TASK OBJECTIVE
Copy each line that holds "характерные".

* Start INFORMATION PROVIDED *

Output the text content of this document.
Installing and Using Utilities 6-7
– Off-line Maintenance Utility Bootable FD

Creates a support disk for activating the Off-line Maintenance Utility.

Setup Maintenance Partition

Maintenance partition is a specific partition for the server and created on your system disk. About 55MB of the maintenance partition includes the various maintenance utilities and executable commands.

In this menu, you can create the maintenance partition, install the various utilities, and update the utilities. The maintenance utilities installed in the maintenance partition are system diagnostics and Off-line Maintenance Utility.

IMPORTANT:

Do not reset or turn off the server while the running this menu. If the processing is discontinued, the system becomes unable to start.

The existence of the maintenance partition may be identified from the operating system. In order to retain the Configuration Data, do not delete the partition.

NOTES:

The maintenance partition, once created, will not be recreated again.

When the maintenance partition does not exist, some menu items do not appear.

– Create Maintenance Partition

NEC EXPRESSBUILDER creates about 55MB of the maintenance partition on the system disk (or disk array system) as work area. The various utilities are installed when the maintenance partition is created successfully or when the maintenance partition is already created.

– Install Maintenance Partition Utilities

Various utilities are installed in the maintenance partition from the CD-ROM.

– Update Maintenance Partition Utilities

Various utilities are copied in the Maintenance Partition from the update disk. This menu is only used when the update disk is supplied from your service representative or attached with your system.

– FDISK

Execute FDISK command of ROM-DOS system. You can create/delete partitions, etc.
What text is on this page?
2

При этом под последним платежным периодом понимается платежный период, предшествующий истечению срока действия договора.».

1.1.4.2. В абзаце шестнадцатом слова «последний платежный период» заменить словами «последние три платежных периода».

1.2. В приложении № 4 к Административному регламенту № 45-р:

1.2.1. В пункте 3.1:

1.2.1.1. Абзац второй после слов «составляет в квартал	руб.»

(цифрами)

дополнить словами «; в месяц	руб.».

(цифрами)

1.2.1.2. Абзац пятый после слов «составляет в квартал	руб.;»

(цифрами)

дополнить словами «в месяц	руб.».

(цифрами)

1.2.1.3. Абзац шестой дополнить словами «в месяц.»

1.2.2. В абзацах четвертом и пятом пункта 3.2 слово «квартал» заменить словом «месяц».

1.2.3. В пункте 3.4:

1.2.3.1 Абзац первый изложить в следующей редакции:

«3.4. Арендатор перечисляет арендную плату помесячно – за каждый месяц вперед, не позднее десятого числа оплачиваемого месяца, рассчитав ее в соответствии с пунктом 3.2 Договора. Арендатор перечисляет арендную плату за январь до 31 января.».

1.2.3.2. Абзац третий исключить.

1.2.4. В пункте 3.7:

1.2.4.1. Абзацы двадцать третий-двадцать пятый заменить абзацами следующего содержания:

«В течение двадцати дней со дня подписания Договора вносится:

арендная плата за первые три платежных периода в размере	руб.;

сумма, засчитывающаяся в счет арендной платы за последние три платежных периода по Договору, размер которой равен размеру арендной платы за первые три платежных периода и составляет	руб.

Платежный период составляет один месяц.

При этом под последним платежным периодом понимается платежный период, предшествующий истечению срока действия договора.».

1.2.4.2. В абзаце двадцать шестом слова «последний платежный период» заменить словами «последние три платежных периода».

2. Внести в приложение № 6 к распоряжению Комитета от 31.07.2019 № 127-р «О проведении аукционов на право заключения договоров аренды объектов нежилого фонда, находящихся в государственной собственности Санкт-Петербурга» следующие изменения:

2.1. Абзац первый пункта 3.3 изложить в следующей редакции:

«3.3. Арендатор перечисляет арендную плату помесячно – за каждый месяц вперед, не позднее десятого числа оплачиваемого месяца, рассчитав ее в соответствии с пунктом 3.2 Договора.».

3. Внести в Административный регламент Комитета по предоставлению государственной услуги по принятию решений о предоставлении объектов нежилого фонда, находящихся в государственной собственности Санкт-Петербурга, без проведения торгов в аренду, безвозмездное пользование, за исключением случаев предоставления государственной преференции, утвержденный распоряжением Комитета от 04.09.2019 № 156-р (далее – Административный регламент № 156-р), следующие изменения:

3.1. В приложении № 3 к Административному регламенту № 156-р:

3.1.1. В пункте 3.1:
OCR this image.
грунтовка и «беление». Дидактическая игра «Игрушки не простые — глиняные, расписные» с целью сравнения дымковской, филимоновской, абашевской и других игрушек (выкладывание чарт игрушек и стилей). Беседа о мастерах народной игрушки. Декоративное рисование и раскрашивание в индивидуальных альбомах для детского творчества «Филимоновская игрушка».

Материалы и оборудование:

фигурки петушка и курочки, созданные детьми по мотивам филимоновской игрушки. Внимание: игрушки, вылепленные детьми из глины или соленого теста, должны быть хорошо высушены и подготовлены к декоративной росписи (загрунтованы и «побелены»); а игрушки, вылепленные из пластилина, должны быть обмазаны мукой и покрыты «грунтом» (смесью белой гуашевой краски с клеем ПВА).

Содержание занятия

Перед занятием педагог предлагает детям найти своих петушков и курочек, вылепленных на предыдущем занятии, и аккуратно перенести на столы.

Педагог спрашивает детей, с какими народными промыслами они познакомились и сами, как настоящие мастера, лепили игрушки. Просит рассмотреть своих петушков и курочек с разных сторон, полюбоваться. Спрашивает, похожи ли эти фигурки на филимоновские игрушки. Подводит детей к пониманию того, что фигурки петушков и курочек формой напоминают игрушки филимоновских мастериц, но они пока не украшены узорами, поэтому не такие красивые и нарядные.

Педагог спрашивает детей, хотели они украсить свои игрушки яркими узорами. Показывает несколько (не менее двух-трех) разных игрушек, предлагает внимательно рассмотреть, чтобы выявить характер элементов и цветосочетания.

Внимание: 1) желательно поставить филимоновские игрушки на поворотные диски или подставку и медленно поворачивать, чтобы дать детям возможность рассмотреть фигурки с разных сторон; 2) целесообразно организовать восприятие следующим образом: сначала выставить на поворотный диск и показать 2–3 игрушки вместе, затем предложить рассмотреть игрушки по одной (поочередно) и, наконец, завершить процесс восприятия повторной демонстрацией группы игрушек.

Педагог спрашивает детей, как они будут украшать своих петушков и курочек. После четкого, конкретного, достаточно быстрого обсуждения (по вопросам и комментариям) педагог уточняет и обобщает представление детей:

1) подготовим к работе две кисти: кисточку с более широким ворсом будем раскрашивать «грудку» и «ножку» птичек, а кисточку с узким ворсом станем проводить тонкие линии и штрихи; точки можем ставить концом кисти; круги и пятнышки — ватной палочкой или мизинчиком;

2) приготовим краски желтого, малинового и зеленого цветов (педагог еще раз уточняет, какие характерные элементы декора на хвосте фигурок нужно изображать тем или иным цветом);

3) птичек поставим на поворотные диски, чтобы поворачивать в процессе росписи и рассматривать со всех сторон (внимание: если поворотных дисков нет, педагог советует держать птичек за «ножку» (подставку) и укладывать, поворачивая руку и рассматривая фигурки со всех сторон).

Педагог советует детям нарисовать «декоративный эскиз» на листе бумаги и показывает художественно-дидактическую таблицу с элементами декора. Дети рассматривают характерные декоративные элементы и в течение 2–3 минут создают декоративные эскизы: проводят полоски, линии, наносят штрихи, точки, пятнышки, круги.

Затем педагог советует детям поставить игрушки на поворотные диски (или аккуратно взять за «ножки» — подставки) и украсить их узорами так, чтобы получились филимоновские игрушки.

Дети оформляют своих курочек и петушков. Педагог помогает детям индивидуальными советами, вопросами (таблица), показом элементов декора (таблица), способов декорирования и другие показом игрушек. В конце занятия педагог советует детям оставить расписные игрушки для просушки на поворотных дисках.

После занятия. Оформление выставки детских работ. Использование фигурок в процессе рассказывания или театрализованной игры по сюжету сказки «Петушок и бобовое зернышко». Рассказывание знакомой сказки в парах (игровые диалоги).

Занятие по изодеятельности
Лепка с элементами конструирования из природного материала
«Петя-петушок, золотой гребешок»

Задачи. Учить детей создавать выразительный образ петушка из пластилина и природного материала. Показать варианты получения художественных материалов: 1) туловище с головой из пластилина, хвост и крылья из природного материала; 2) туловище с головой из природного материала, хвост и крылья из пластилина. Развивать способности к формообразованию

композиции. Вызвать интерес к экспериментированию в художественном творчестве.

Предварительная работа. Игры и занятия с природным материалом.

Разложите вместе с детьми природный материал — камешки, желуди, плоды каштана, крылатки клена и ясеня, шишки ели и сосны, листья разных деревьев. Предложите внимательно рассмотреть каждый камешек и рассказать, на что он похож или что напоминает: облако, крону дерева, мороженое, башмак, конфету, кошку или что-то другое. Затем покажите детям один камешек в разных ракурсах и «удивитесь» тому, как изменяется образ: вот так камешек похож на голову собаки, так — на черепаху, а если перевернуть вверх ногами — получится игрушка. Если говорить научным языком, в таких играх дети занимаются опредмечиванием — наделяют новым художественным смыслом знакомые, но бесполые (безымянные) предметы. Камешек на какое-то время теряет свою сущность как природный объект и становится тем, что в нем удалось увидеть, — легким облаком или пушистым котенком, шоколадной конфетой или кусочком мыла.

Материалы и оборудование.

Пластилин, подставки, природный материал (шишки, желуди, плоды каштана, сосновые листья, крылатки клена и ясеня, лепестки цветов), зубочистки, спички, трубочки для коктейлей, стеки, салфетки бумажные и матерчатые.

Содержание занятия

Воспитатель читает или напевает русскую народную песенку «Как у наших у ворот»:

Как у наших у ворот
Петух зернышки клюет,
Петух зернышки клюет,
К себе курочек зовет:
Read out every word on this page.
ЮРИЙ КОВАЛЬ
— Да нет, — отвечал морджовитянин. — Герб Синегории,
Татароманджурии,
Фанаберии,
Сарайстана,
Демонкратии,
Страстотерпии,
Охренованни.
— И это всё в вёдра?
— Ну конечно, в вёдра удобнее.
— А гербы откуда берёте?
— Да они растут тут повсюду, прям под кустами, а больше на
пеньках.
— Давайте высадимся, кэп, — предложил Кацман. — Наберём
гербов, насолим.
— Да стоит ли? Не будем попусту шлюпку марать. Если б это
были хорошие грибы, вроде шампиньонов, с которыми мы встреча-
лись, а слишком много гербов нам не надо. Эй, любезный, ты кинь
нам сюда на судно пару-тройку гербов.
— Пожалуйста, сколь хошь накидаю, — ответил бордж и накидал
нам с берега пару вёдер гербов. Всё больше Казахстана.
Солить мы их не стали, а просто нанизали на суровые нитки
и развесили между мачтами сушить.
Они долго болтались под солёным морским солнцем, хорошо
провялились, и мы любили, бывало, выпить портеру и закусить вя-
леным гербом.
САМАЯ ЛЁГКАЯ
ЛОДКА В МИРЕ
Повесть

* End INFORMATION PROVIDED *

WORKED SOLUTION
2) приготовим краски желтого, малинового и зеленого цветов (педагог еще раз уточняет, какие характерные элементы декора на хвосте фигурок нужно изображать тем или иным цветом);
Педагог советует детям нарисовать «декоративный эскиз» на листе бумаги и показывает художественно-дидактическую таблицу с элементами декора. Дети рассматривают характерные декоративные элементы и в течение 2–3 минут создают декоративные эскизы: проводят полоски, линии, наносят штрихи, точки, пятнышки, круги.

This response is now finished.